• The task
Your answer should be a single number: how many lines in the data below hold the string "oder".

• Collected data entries
========

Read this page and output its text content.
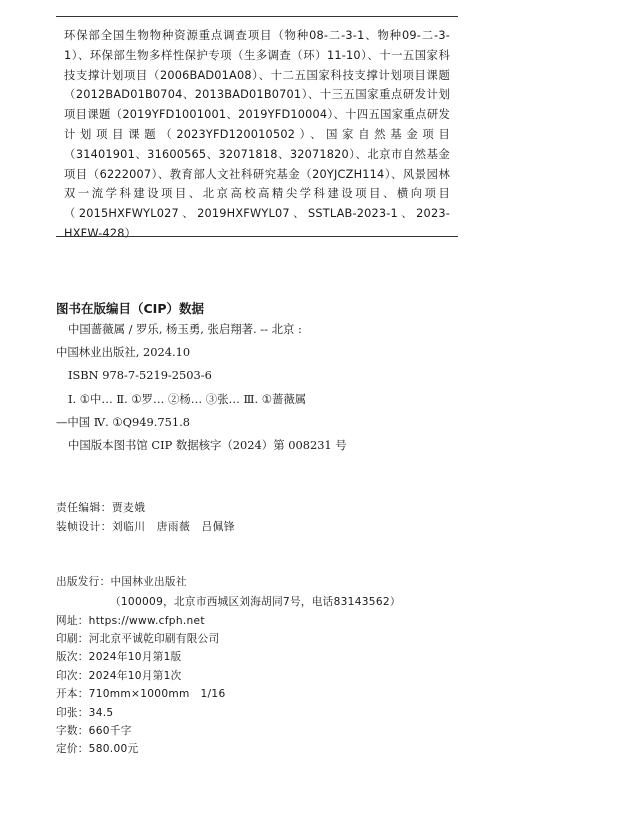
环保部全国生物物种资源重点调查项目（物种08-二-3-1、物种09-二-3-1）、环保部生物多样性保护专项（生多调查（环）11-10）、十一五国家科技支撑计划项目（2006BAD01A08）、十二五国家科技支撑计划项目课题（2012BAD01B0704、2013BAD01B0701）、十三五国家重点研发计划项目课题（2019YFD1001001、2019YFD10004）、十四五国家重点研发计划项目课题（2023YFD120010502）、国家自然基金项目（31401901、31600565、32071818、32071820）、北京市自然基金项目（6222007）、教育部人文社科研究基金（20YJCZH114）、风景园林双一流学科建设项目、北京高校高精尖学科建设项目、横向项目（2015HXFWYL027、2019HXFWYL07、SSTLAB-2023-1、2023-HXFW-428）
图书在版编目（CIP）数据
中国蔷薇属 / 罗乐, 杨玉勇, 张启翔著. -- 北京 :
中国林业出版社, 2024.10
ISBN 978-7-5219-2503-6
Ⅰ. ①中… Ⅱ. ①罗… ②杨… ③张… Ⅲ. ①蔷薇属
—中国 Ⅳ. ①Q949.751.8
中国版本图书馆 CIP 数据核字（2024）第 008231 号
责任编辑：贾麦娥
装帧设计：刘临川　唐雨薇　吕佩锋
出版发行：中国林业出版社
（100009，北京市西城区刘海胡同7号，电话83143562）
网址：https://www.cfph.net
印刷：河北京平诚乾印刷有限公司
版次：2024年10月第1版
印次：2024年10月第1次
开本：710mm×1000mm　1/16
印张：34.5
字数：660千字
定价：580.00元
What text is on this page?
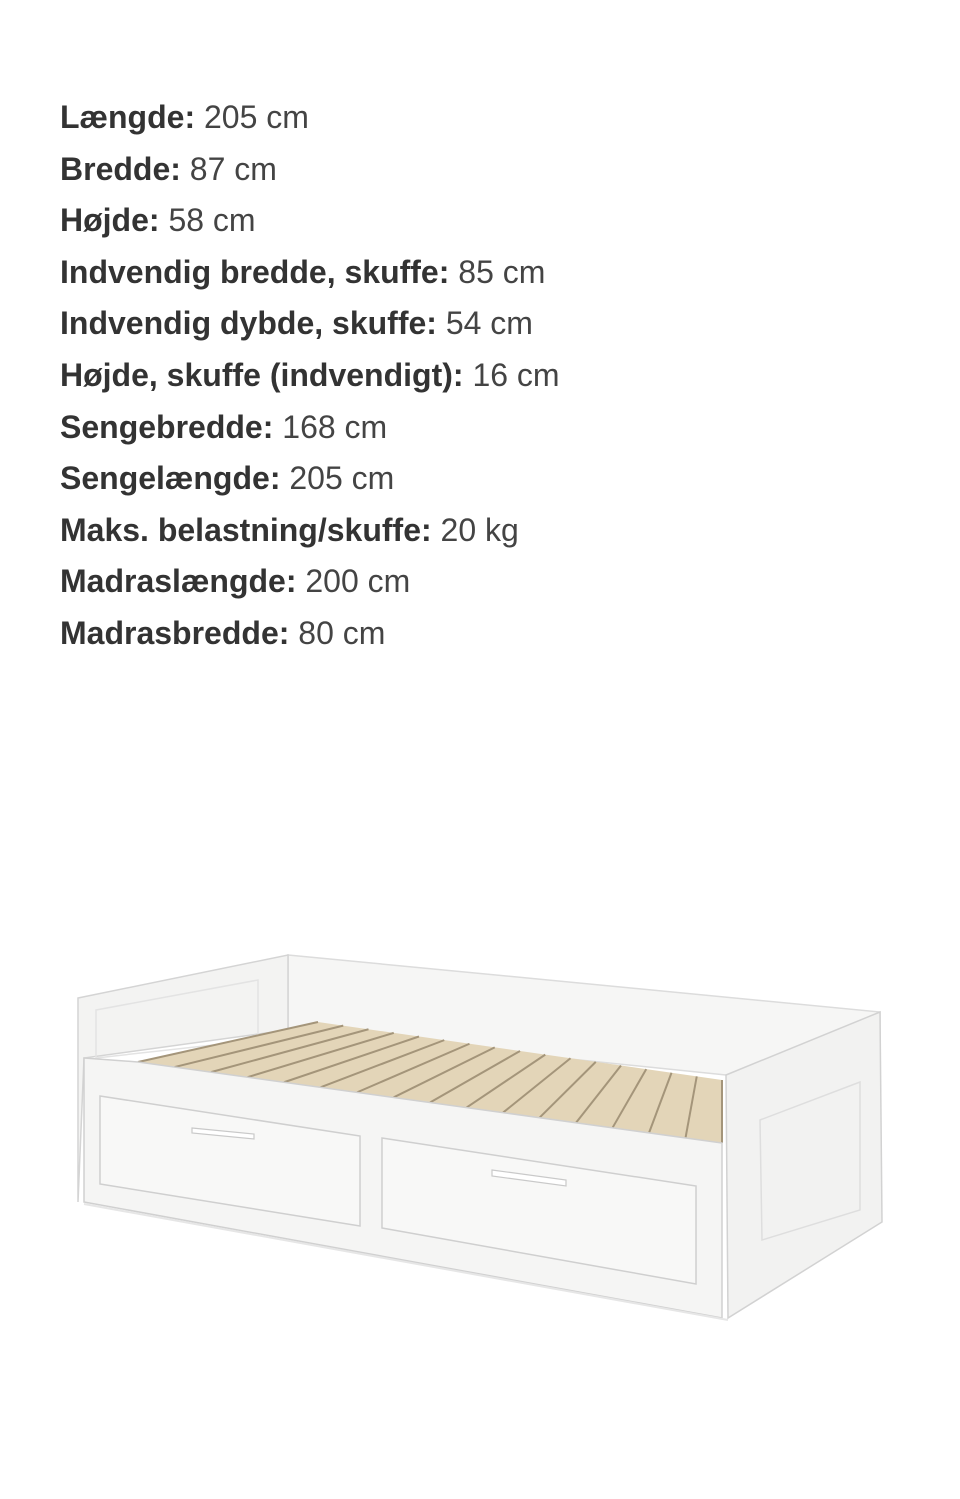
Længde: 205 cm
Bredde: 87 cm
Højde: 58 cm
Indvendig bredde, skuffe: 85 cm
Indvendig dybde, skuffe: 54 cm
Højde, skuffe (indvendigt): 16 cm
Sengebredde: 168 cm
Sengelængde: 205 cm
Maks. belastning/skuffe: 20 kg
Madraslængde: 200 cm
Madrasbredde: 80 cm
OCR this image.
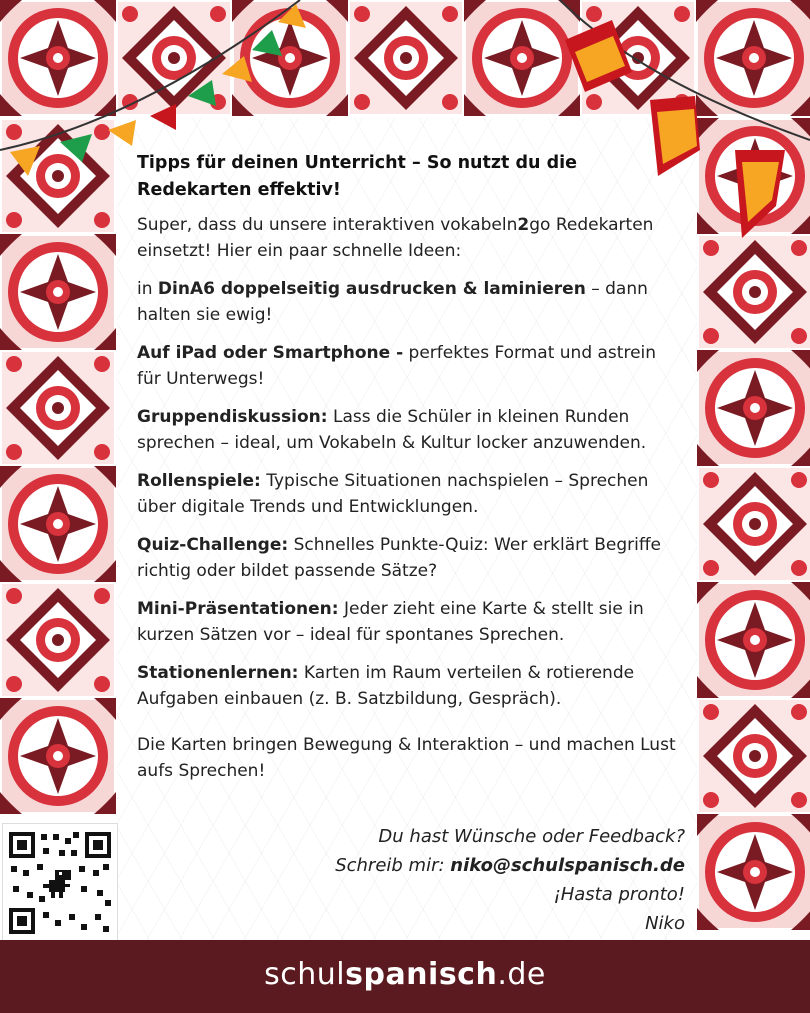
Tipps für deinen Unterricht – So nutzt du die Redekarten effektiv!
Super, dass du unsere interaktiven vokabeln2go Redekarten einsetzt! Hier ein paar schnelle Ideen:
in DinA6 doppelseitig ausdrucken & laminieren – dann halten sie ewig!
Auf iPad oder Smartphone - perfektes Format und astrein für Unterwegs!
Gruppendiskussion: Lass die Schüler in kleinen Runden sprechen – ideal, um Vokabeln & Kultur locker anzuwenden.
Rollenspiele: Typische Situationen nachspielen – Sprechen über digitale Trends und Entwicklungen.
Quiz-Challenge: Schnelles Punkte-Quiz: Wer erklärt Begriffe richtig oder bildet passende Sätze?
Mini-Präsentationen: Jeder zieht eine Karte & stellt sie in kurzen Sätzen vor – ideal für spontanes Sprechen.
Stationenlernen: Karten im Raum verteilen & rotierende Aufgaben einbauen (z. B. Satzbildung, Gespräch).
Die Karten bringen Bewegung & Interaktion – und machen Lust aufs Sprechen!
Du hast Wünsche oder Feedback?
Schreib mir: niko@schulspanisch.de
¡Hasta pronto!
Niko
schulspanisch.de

========

• Task response
3